[Saved entries]
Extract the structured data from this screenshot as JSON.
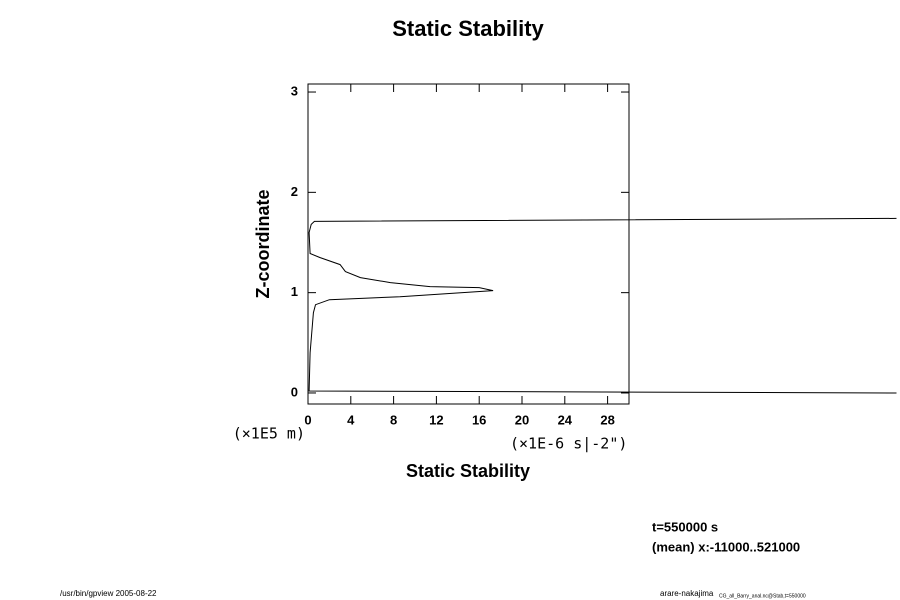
{
  "chart_data": {
    "type": "line",
    "title": "Static Stability",
    "x_label": "Static Stability",
    "y_label": "Z-coordinate",
    "y_unit": "(×1E5 m)",
    "x_unit": "(×1E-6 s|-2\")",
    "annotations": [
      "t=550000 s",
      "(mean) x:-11000..521000"
    ],
    "footer_left": "/usr/bin/gpview 2005-08-22",
    "footer_right": "arare-nakajima",
    "footer_right_small": "CG_all_Barry_anal.nc@Stab,t=550000",
    "color": "#000000",
    "x": [
      55,
      0.1,
      0.2,
      0.5,
      0.7,
      2,
      8.6,
      17.3,
      16,
      11.4,
      7.7,
      4.9,
      3.5,
      3.0,
      1.1,
      0.2,
      0.1,
      0.3,
      0.6,
      55
    ],
    "values": [
      0.0,
      0.02,
      0.4,
      0.8,
      0.88,
      0.93,
      0.96,
      1.02,
      1.05,
      1.06,
      1.1,
      1.15,
      1.21,
      1.28,
      1.35,
      1.39,
      1.6,
      1.68,
      1.71,
      1.74
    ],
    "xlim": [
      0,
      30
    ],
    "xticks": [
      0,
      4,
      8,
      12,
      16,
      20,
      24,
      28
    ],
    "ylim": [
      -0.11,
      3.08
    ],
    "yticks": [
      0,
      1,
      2,
      3
    ]
  }
}
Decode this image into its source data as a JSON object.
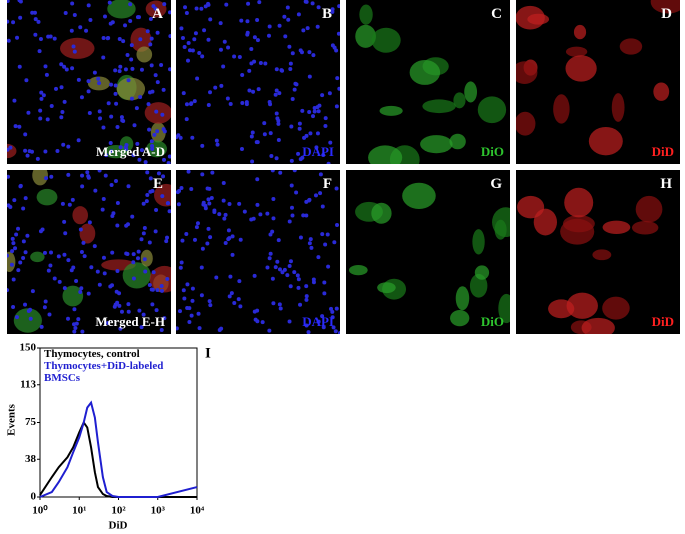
{
  "panels": [
    {
      "letter": "A",
      "caption": "Merged A-D"
    },
    {
      "letter": "B",
      "caption": "DAPI"
    },
    {
      "letter": "C",
      "caption": "DiO"
    },
    {
      "letter": "D",
      "caption": "DiD"
    },
    {
      "letter": "E",
      "caption": "Merged E-H"
    },
    {
      "letter": "F",
      "caption": "DAPI"
    },
    {
      "letter": "G",
      "caption": "DiO"
    },
    {
      "letter": "H",
      "caption": "DiD"
    }
  ],
  "chart_data": {
    "type": "line",
    "panel_letter": "I",
    "x_label": "DiD",
    "y_label": "Events",
    "log_x": true,
    "x": [
      1,
      2,
      3,
      5,
      7,
      10,
      13,
      16,
      20,
      25,
      30,
      40,
      50,
      70,
      100,
      1000,
      10000
    ],
    "series": [
      {
        "name": "Thymocytes, control",
        "color": "#000000",
        "values": [
          2,
          20,
          30,
          40,
          50,
          65,
          75,
          70,
          50,
          25,
          10,
          3,
          1,
          0,
          0,
          0,
          0
        ]
      },
      {
        "name": "Thymocytes+DiD-labeled BMSCs",
        "color": "#1f1fd0",
        "values": [
          0,
          5,
          15,
          30,
          45,
          60,
          75,
          90,
          95,
          80,
          55,
          20,
          5,
          1,
          0,
          0,
          10
        ]
      }
    ],
    "xlim": [
      1,
      10000
    ],
    "xticks": [
      {
        "value": 1,
        "label": "10⁰"
      },
      {
        "value": 10,
        "label": "10¹"
      },
      {
        "value": 100,
        "label": "10²"
      },
      {
        "value": 1000,
        "label": "10³"
      },
      {
        "value": 10000,
        "label": "10⁴"
      }
    ],
    "ylim": [
      0,
      150
    ],
    "yticks": [
      0,
      38,
      75,
      113,
      150
    ]
  }
}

● **What you have to do**
Give every record again exactly, apart from the pictures, which stay out.

● **Response below**
Extract the structured data from this screenshot as JSON.
{
  "chart_data": {
    "type": "line",
    "title": "Static Stability",
    "x_label": "Static Stability",
    "y_label": "Z-coordinate",
    "y_unit": "(×1E5 m)",
    "x_unit": "(×1E-6 s|-2\")",
    "annotations": [
      "t=550000 s",
      "(mean) x:-11000..521000"
    ],
    "footer_left": "/usr/bin/gpview 2005-08-22",
    "footer_right": "arare-nakajima",
    "footer_right_small": "CG_all_Barry_anal.nc@Stab,t=550000",
    "color": "#000000",
    "x": [
      55,
      0.1,
      0.2,
      0.5,
      0.7,
      2,
      8.6,
      17.3,
      16,
      11.4,
      7.7,
      4.9,
      3.5,
      3.0,
      1.1,
      0.2,
      0.1,
      0.3,
      0.6,
      55
    ],
    "values": [
      0.0,
      0.02,
      0.4,
      0.8,
      0.88,
      0.93,
      0.96,
      1.02,
      1.05,
      1.06,
      1.1,
      1.15,
      1.21,
      1.28,
      1.35,
      1.39,
      1.6,
      1.68,
      1.71,
      1.74
    ],
    "xlim": [
      0,
      30
    ],
    "xticks": [
      0,
      4,
      8,
      12,
      16,
      20,
      24,
      28
    ],
    "ylim": [
      -0.11,
      3.08
    ],
    "yticks": [
      0,
      1,
      2,
      3
    ]
  }
}
Decode this image into its source data as a JSON object.
{
  "panels": [
    {
      "letter": "A",
      "caption": "Merged A-D"
    },
    {
      "letter": "B",
      "caption": "DAPI"
    },
    {
      "letter": "C",
      "caption": "DiO"
    },
    {
      "letter": "D",
      "caption": "DiD"
    },
    {
      "letter": "E",
      "caption": "Merged E-H"
    },
    {
      "letter": "F",
      "caption": "DAPI"
    },
    {
      "letter": "G",
      "caption": "DiO"
    },
    {
      "letter": "H",
      "caption": "DiD"
    }
  ],
  "chart_data": {
    "type": "line",
    "panel_letter": "I",
    "x_label": "DiD",
    "y_label": "Events",
    "log_x": true,
    "x": [
      1,
      2,
      3,
      5,
      7,
      10,
      13,
      16,
      20,
      25,
      30,
      40,
      50,
      70,
      100,
      1000,
      10000
    ],
    "series": [
      {
        "name": "Thymocytes, control",
        "color": "#000000",
        "values": [
          2,
          20,
          30,
          40,
          50,
          65,
          75,
          70,
          50,
          25,
          10,
          3,
          1,
          0,
          0,
          0,
          0
        ]
      },
      {
        "name": "Thymocytes+DiD-labeled BMSCs",
        "color": "#1f1fd0",
        "values": [
          0,
          5,
          15,
          30,
          45,
          60,
          75,
          90,
          95,
          80,
          55,
          20,
          5,
          1,
          0,
          0,
          10
        ]
      }
    ],
    "xlim": [
      1,
      10000
    ],
    "xticks": [
      {
        "value": 1,
        "label": "10⁰"
      },
      {
        "value": 10,
        "label": "10¹"
      },
      {
        "value": 100,
        "label": "10²"
      },
      {
        "value": 1000,
        "label": "10³"
      },
      {
        "value": 10000,
        "label": "10⁴"
      }
    ],
    "ylim": [
      0,
      150
    ],
    "yticks": [
      0,
      38,
      75,
      113,
      150
    ]
  }
}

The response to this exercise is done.